**REQUIRED TASK**
Leave the pictures out and print every record below exactly as it stands.

**INPUT ROWS**

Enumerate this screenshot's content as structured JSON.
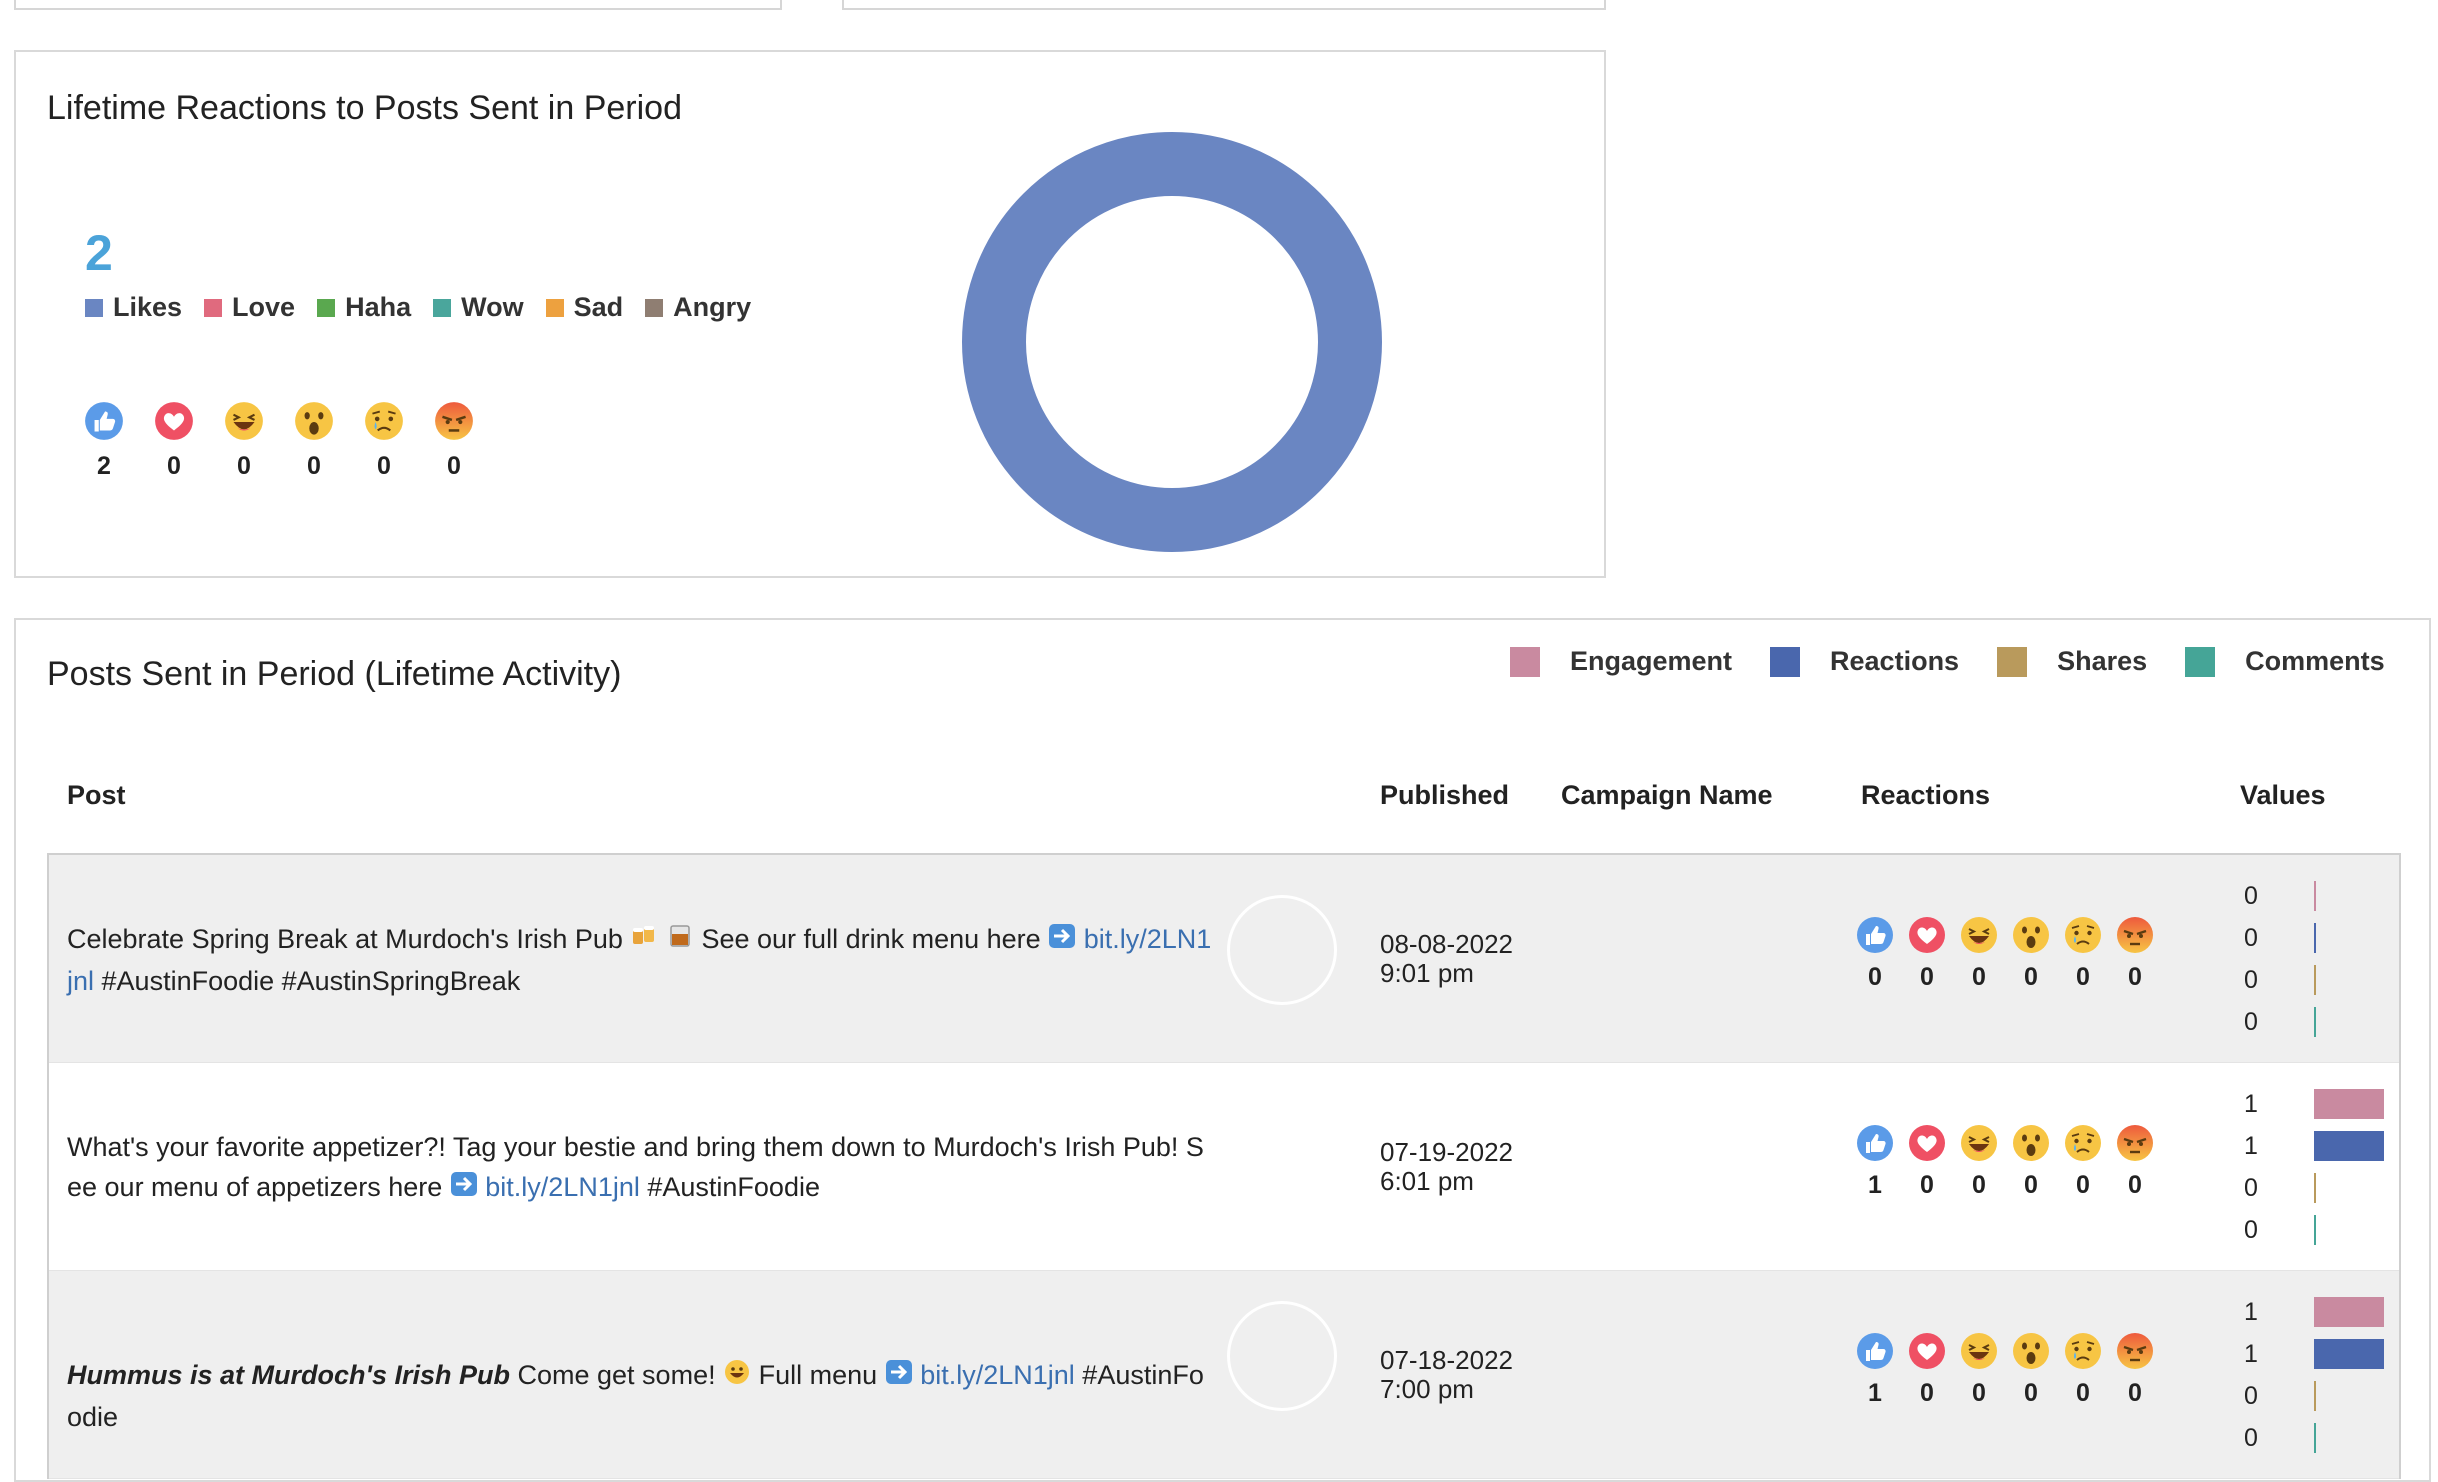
{
  "reactions_card": {
    "title": "Lifetime Reactions to Posts Sent in Period",
    "total": "2",
    "legend": [
      {
        "label": "Likes",
        "color": "#6a86c2"
      },
      {
        "label": "Love",
        "color": "#e06a7e"
      },
      {
        "label": "Haha",
        "color": "#5aa84f"
      },
      {
        "label": "Wow",
        "color": "#4aa69c"
      },
      {
        "label": "Sad",
        "color": "#eda13f"
      },
      {
        "label": "Angry",
        "color": "#8f7e72"
      }
    ],
    "counts": [
      {
        "icon": "like-icon",
        "value": "2"
      },
      {
        "icon": "love-icon",
        "value": "0"
      },
      {
        "icon": "haha-icon",
        "value": "0"
      },
      {
        "icon": "wow-icon",
        "value": "0"
      },
      {
        "icon": "sad-icon",
        "value": "0"
      },
      {
        "icon": "angry-icon",
        "value": "0"
      }
    ]
  },
  "chart_data": {
    "type": "pie",
    "categories": [
      "Likes",
      "Love",
      "Haha",
      "Wow",
      "Sad",
      "Angry"
    ],
    "values": [
      2,
      0,
      0,
      0,
      0,
      0
    ],
    "colors": [
      "#6a86c2",
      "#e06a7e",
      "#5aa84f",
      "#4aa69c",
      "#eda13f",
      "#8f7e72"
    ],
    "donut": true,
    "legend": "left"
  },
  "posts_card": {
    "title": "Posts Sent in Period (Lifetime Activity)",
    "series_legend": [
      {
        "label": "Engagement",
        "color": "#c98aa0"
      },
      {
        "label": "Reactions",
        "color": "#4a67ad"
      },
      {
        "label": "Shares",
        "color": "#b99a5c"
      },
      {
        "label": "Comments",
        "color": "#45a597"
      }
    ],
    "columns": {
      "post": "Post",
      "published": "Published",
      "campaign": "Campaign Name",
      "reactions": "Reactions",
      "values": "Values"
    },
    "rows": [
      {
        "text_before": "Celebrate Spring Break at Murdoch's Irish Pub",
        "text_mid": "See our full drink menu here",
        "link": "bit.ly/2LN1jnl",
        "text_after": "#AustinFoodie #AustinSpringBreak",
        "date": "08-08-2022",
        "time": "9:01 pm",
        "reactions": [
          "0",
          "0",
          "0",
          "0",
          "0",
          "0"
        ],
        "values": {
          "engagement": 0,
          "reactions": 0,
          "shares": 0,
          "comments": 0
        },
        "value_labels": [
          "0",
          "0",
          "0",
          "0"
        ]
      },
      {
        "text_before": "What's your favorite appetizer?! Tag your bestie and bring them down to Murdoch's Irish Pub! See our menu of appetizers here",
        "link": "bit.ly/2LN1jnl",
        "text_after": "#AustinFoodie",
        "date": "07-19-2022",
        "time": "6:01 pm",
        "reactions": [
          "1",
          "0",
          "0",
          "0",
          "0",
          "0"
        ],
        "values": {
          "engagement": 1,
          "reactions": 1,
          "shares": 0,
          "comments": 0
        },
        "value_labels": [
          "1",
          "1",
          "0",
          "0"
        ]
      },
      {
        "text_bold": "Hummus is at Murdoch's Irish Pub",
        "text_before": "Come get some!",
        "text_mid": "Full menu",
        "link": "bit.ly/2LN1jnl",
        "text_after": "#AustinFoodie",
        "date": "07-18-2022",
        "time": "7:00 pm",
        "reactions": [
          "1",
          "0",
          "0",
          "0",
          "0",
          "0"
        ],
        "values": {
          "engagement": 1,
          "reactions": 1,
          "shares": 0,
          "comments": 0
        },
        "value_labels": [
          "1",
          "1",
          "0",
          "0"
        ]
      }
    ]
  }
}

**RESULT OF THE TASK**
Enumerate this screenshot's content as structured JSON.
{
  "reactions_card": {
    "title": "Lifetime Reactions to Posts Sent in Period",
    "total": "2",
    "legend": [
      {
        "label": "Likes",
        "color": "#6a86c2"
      },
      {
        "label": "Love",
        "color": "#e06a7e"
      },
      {
        "label": "Haha",
        "color": "#5aa84f"
      },
      {
        "label": "Wow",
        "color": "#4aa69c"
      },
      {
        "label": "Sad",
        "color": "#eda13f"
      },
      {
        "label": "Angry",
        "color": "#8f7e72"
      }
    ],
    "counts": [
      {
        "icon": "like-icon",
        "value": "2"
      },
      {
        "icon": "love-icon",
        "value": "0"
      },
      {
        "icon": "haha-icon",
        "value": "0"
      },
      {
        "icon": "wow-icon",
        "value": "0"
      },
      {
        "icon": "sad-icon",
        "value": "0"
      },
      {
        "icon": "angry-icon",
        "value": "0"
      }
    ]
  },
  "chart_data": {
    "type": "pie",
    "categories": [
      "Likes",
      "Love",
      "Haha",
      "Wow",
      "Sad",
      "Angry"
    ],
    "values": [
      2,
      0,
      0,
      0,
      0,
      0
    ],
    "colors": [
      "#6a86c2",
      "#e06a7e",
      "#5aa84f",
      "#4aa69c",
      "#eda13f",
      "#8f7e72"
    ],
    "donut": true,
    "legend": "left"
  },
  "posts_card": {
    "title": "Posts Sent in Period (Lifetime Activity)",
    "series_legend": [
      {
        "label": "Engagement",
        "color": "#c98aa0"
      },
      {
        "label": "Reactions",
        "color": "#4a67ad"
      },
      {
        "label": "Shares",
        "color": "#b99a5c"
      },
      {
        "label": "Comments",
        "color": "#45a597"
      }
    ],
    "columns": {
      "post": "Post",
      "published": "Published",
      "campaign": "Campaign Name",
      "reactions": "Reactions",
      "values": "Values"
    },
    "rows": [
      {
        "text_before": "Celebrate Spring Break at Murdoch's Irish Pub",
        "text_mid": "See our full drink menu here",
        "link": "bit.ly/2LN1jnl",
        "text_after": "#AustinFoodie #AustinSpringBreak",
        "date": "08-08-2022",
        "time": "9:01 pm",
        "reactions": [
          "0",
          "0",
          "0",
          "0",
          "0",
          "0"
        ],
        "values": {
          "engagement": 0,
          "reactions": 0,
          "shares": 0,
          "comments": 0
        },
        "value_labels": [
          "0",
          "0",
          "0",
          "0"
        ]
      },
      {
        "text_before": "What's your favorite appetizer?! Tag your bestie and bring them down to Murdoch's Irish Pub! See our menu of appetizers here",
        "link": "bit.ly/2LN1jnl",
        "text_after": "#AustinFoodie",
        "date": "07-19-2022",
        "time": "6:01 pm",
        "reactions": [
          "1",
          "0",
          "0",
          "0",
          "0",
          "0"
        ],
        "values": {
          "engagement": 1,
          "reactions": 1,
          "shares": 0,
          "comments": 0
        },
        "value_labels": [
          "1",
          "1",
          "0",
          "0"
        ]
      },
      {
        "text_bold": "Hummus is at Murdoch's Irish Pub",
        "text_before": "Come get some!",
        "text_mid": "Full menu",
        "link": "bit.ly/2LN1jnl",
        "text_after": "#AustinFoodie",
        "date": "07-18-2022",
        "time": "7:00 pm",
        "reactions": [
          "1",
          "0",
          "0",
          "0",
          "0",
          "0"
        ],
        "values": {
          "engagement": 1,
          "reactions": 1,
          "shares": 0,
          "comments": 0
        },
        "value_labels": [
          "1",
          "1",
          "0",
          "0"
        ]
      }
    ]
  }
}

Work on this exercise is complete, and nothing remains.